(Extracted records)

-- -- --

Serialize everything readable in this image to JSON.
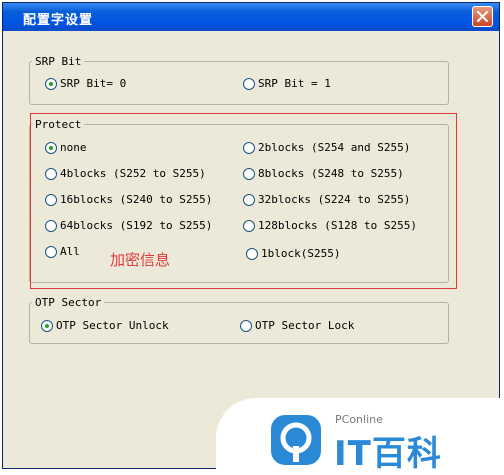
{
  "window": {
    "title": "配置字设置"
  },
  "srp_group": {
    "label": "SRP Bit",
    "options": [
      {
        "label": "SRP Bit= 0",
        "selected": true
      },
      {
        "label": "SRP Bit = 1",
        "selected": false
      }
    ]
  },
  "protect_group": {
    "label": "Protect",
    "options": [
      {
        "label": "none",
        "selected": true
      },
      {
        "label": "2blocks (S254 and S255)",
        "selected": false
      },
      {
        "label": "4blocks (S252 to S255)",
        "selected": false
      },
      {
        "label": "8blocks (S248 to S255)",
        "selected": false
      },
      {
        "label": "16blocks (S240 to S255)",
        "selected": false
      },
      {
        "label": "32blocks (S224 to S255)",
        "selected": false
      },
      {
        "label": "64blocks (S192 to S255)",
        "selected": false
      },
      {
        "label": "128blocks (S128 to S255)",
        "selected": false
      },
      {
        "label": "All",
        "selected": false
      },
      {
        "label": "1block(S255)",
        "selected": false
      }
    ]
  },
  "annotation": {
    "text": "加密信息",
    "color": "#e23a3a"
  },
  "otp_group": {
    "label": "OTP Sector",
    "options": [
      {
        "label": "OTP Sector Unlock",
        "selected": true
      },
      {
        "label": "OTP Sector Lock",
        "selected": false
      }
    ]
  },
  "watermark": {
    "small": "PConline",
    "brand": "IT百科",
    "color": "#2b8ad8"
  },
  "colors": {
    "titlebar": "#0054e3",
    "dialog_bg": "#ece9d8",
    "radio_dot": "#21a121",
    "highlight": "#e23a3a"
  },
  "icons": [
    "close-icon",
    "radio-icon",
    "pconline-logo-icon"
  ]
}
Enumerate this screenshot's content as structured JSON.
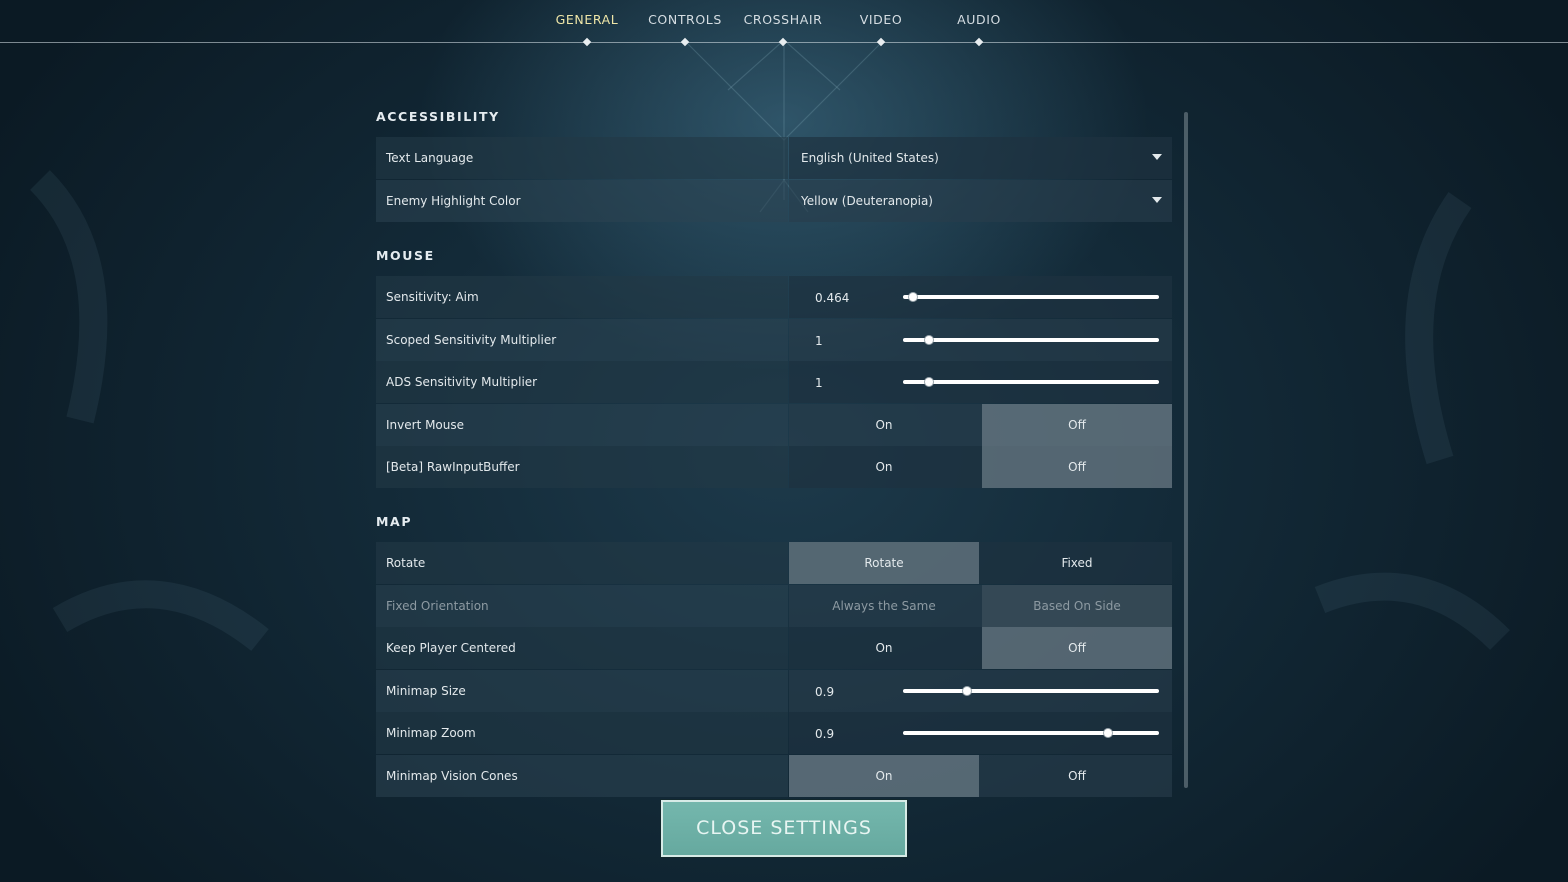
{
  "nav": {
    "tabs": [
      {
        "label": "GENERAL",
        "active": true
      },
      {
        "label": "CONTROLS",
        "active": false
      },
      {
        "label": "CROSSHAIR",
        "active": false
      },
      {
        "label": "VIDEO",
        "active": false
      },
      {
        "label": "AUDIO",
        "active": false
      }
    ]
  },
  "accessibility": {
    "title": "ACCESSIBILITY",
    "text_language": {
      "label": "Text Language",
      "value": "English (United States)"
    },
    "enemy_highlight": {
      "label": "Enemy Highlight Color",
      "value": "Yellow (Deuteranopia)"
    }
  },
  "mouse": {
    "title": "MOUSE",
    "sens_aim": {
      "label": "Sensitivity: Aim",
      "value": "0.464",
      "fill": 0.04
    },
    "scoped_sens": {
      "label": "Scoped Sensitivity Multiplier",
      "value": "1",
      "fill": 0.1
    },
    "ads_sens": {
      "label": "ADS Sensitivity Multiplier",
      "value": "1",
      "fill": 0.1
    },
    "invert_mouse": {
      "label": "Invert Mouse",
      "on": "On",
      "off": "Off",
      "selected": "Off"
    },
    "raw_input": {
      "label": "[Beta] RawInputBuffer",
      "on": "On",
      "off": "Off",
      "selected": "Off"
    }
  },
  "map": {
    "title": "MAP",
    "rotate": {
      "label": "Rotate",
      "opt1": "Rotate",
      "opt2": "Fixed",
      "selected": "Rotate"
    },
    "fixed_orientation": {
      "label": "Fixed Orientation",
      "opt1": "Always the Same",
      "opt2": "Based On Side",
      "selected": "Based On Side",
      "disabled": true
    },
    "keep_centered": {
      "label": "Keep Player Centered",
      "on": "On",
      "off": "Off",
      "selected": "Off"
    },
    "minimap_size": {
      "label": "Minimap Size",
      "value": "0.9",
      "fill": 0.25
    },
    "minimap_zoom": {
      "label": "Minimap Zoom",
      "value": "0.9",
      "fill": 0.8
    },
    "vision_cones": {
      "label": "Minimap Vision Cones",
      "on": "On",
      "off": "Off",
      "selected": "On"
    }
  },
  "close_button": {
    "label": "CLOSE SETTINGS",
    "color": "#66a99f"
  }
}
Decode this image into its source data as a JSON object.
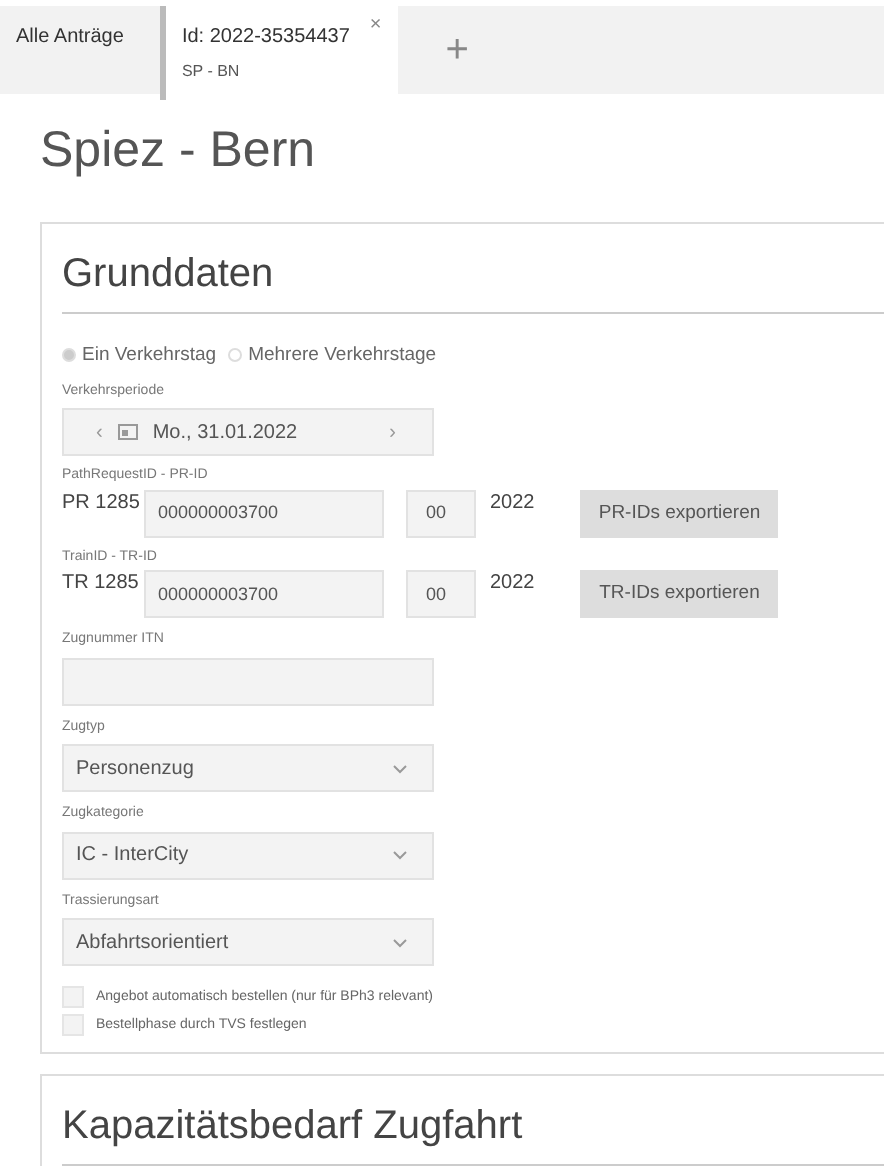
{
  "tabs": [
    {
      "label": "Alle Anträge",
      "selected": false
    },
    {
      "label": "Id: 2022-35354437",
      "sublabel": "SP - BN",
      "selected": true,
      "close": "×"
    }
  ],
  "add_tab": "+",
  "title": "Spiez - Bern",
  "sections": [
    {
      "title": "Grunddaten",
      "radios": [
        {
          "label": "Ein Verkehrstag",
          "selected": true
        },
        {
          "label": "Mehrere Verkehrstage",
          "selected": false
        }
      ],
      "period": {
        "label": "Verkehrsperiode",
        "prev": "‹",
        "value": "Mo., 31.01.2022",
        "next": "›"
      },
      "id_rows": [
        {
          "label": "PathRequestID - PR-ID",
          "prefix": "PR 1285",
          "core": "000000003700",
          "variant": "00",
          "year": "2022",
          "button": "PR-IDs exportieren"
        },
        {
          "label": "TrainID - TR-ID",
          "prefix": "TR 1285",
          "core": "000000003700",
          "variant": "00",
          "year": "2022",
          "button": "TR-IDs exportieren"
        }
      ],
      "fields": [
        {
          "kind": "text",
          "label": "Zugnummer ITN"
        },
        {
          "kind": "select",
          "label": "Zugtyp",
          "value": "Personenzug"
        },
        {
          "kind": "select",
          "label": "Zugkategorie",
          "value": "IC - InterCity"
        },
        {
          "kind": "select",
          "label": "Trassierungsart",
          "value": "Abfahrtsorientiert"
        }
      ],
      "checkboxes": [
        {
          "label": "Angebot automatisch bestellen (nur für BPh3 relevant)",
          "checked": false
        },
        {
          "label": "Bestellphase durch TVS festlegen",
          "checked": false
        }
      ]
    },
    {
      "title": "Kapazitätsbedarf Zugfahrt"
    }
  ]
}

-- -- --

Copy each line in full and exactly, omitting any picture.

Serialize everything readable in this image to JSON.
{
  "window": {
    "title": "配置字设置"
  },
  "srp_group": {
    "label": "SRP Bit",
    "options": [
      {
        "label": "SRP Bit= 0",
        "selected": true
      },
      {
        "label": "SRP Bit = 1",
        "selected": false
      }
    ]
  },
  "protect_group": {
    "label": "Protect",
    "options": [
      {
        "label": "none",
        "selected": true
      },
      {
        "label": "2blocks (S254 and S255)",
        "selected": false
      },
      {
        "label": "4blocks (S252 to S255)",
        "selected": false
      },
      {
        "label": "8blocks (S248 to S255)",
        "selected": false
      },
      {
        "label": "16blocks (S240 to S255)",
        "selected": false
      },
      {
        "label": "32blocks (S224 to S255)",
        "selected": false
      },
      {
        "label": "64blocks (S192 to S255)",
        "selected": false
      },
      {
        "label": "128blocks (S128 to S255)",
        "selected": false
      },
      {
        "label": "All",
        "selected": false
      },
      {
        "label": "1block(S255)",
        "selected": false
      }
    ]
  },
  "annotation": {
    "text": "加密信息",
    "color": "#e23a3a"
  },
  "otp_group": {
    "label": "OTP Sector",
    "options": [
      {
        "label": "OTP Sector Unlock",
        "selected": true
      },
      {
        "label": "OTP Sector Lock",
        "selected": false
      }
    ]
  },
  "watermark": {
    "small": "PConline",
    "brand": "IT百科",
    "color": "#2b8ad8"
  },
  "colors": {
    "titlebar": "#0054e3",
    "dialog_bg": "#ece9d8",
    "radio_dot": "#21a121",
    "highlight": "#e23a3a"
  },
  "icons": [
    "close-icon",
    "radio-icon",
    "pconline-logo-icon"
  ]
}
Enumerate this screenshot's content as structured JSON.
{
  "nav": {
    "tabs": [
      {
        "label": "GENERAL",
        "active": true
      },
      {
        "label": "CONTROLS",
        "active": false
      },
      {
        "label": "CROSSHAIR",
        "active": false
      },
      {
        "label": "VIDEO",
        "active": false
      },
      {
        "label": "AUDIO",
        "active": false
      }
    ]
  },
  "accessibility": {
    "title": "ACCESSIBILITY",
    "text_language": {
      "label": "Text Language",
      "value": "English (United States)"
    },
    "enemy_highlight": {
      "label": "Enemy Highlight Color",
      "value": "Yellow (Deuteranopia)"
    }
  },
  "mouse": {
    "title": "MOUSE",
    "sens_aim": {
      "label": "Sensitivity: Aim",
      "value": "0.464",
      "fill": 0.04
    },
    "scoped_sens": {
      "label": "Scoped Sensitivity Multiplier",
      "value": "1",
      "fill": 0.1
    },
    "ads_sens": {
      "label": "ADS Sensitivity Multiplier",
      "value": "1",
      "fill": 0.1
    },
    "invert_mouse": {
      "label": "Invert Mouse",
      "on": "On",
      "off": "Off",
      "selected": "Off"
    },
    "raw_input": {
      "label": "[Beta] RawInputBuffer",
      "on": "On",
      "off": "Off",
      "selected": "Off"
    }
  },
  "map": {
    "title": "MAP",
    "rotate": {
      "label": "Rotate",
      "opt1": "Rotate",
      "opt2": "Fixed",
      "selected": "Rotate"
    },
    "fixed_orientation": {
      "label": "Fixed Orientation",
      "opt1": "Always the Same",
      "opt2": "Based On Side",
      "selected": "Based On Side",
      "disabled": true
    },
    "keep_centered": {
      "label": "Keep Player Centered",
      "on": "On",
      "off": "Off",
      "selected": "Off"
    },
    "minimap_size": {
      "label": "Minimap Size",
      "value": "0.9",
      "fill": 0.25
    },
    "minimap_zoom": {
      "label": "Minimap Zoom",
      "value": "0.9",
      "fill": 0.8
    },
    "vision_cones": {
      "label": "Minimap Vision Cones",
      "on": "On",
      "off": "Off",
      "selected": "On"
    }
  },
  "close_button": {
    "label": "CLOSE SETTINGS",
    "color": "#66a99f"
  }
}
Decode this image into its source data as a JSON object.
{
  "tabs": [
    {
      "label": "Alle Anträge",
      "selected": false
    },
    {
      "label": "Id: 2022-35354437",
      "sublabel": "SP - BN",
      "selected": true,
      "close": "×"
    }
  ],
  "add_tab": "+",
  "title": "Spiez - Bern",
  "sections": [
    {
      "title": "Grunddaten",
      "radios": [
        {
          "label": "Ein Verkehrstag",
          "selected": true
        },
        {
          "label": "Mehrere Verkehrstage",
          "selected": false
        }
      ],
      "period": {
        "label": "Verkehrsperiode",
        "prev": "‹",
        "value": "Mo., 31.01.2022",
        "next": "›"
      },
      "id_rows": [
        {
          "label": "PathRequestID - PR-ID",
          "prefix": "PR 1285",
          "core": "000000003700",
          "variant": "00",
          "year": "2022",
          "button": "PR-IDs exportieren"
        },
        {
          "label": "TrainID - TR-ID",
          "prefix": "TR 1285",
          "core": "000000003700",
          "variant": "00",
          "year": "2022",
          "button": "TR-IDs exportieren"
        }
      ],
      "fields": [
        {
          "kind": "text",
          "label": "Zugnummer ITN"
        },
        {
          "kind": "select",
          "label": "Zugtyp",
          "value": "Personenzug"
        },
        {
          "kind": "select",
          "label": "Zugkategorie",
          "value": "IC - InterCity"
        },
        {
          "kind": "select",
          "label": "Trassierungsart",
          "value": "Abfahrtsorientiert"
        }
      ],
      "checkboxes": [
        {
          "label": "Angebot automatisch bestellen (nur für BPh3 relevant)",
          "checked": false
        },
        {
          "label": "Bestellphase durch TVS festlegen",
          "checked": false
        }
      ]
    },
    {
      "title": "Kapazitätsbedarf Zugfahrt"
    }
  ]
}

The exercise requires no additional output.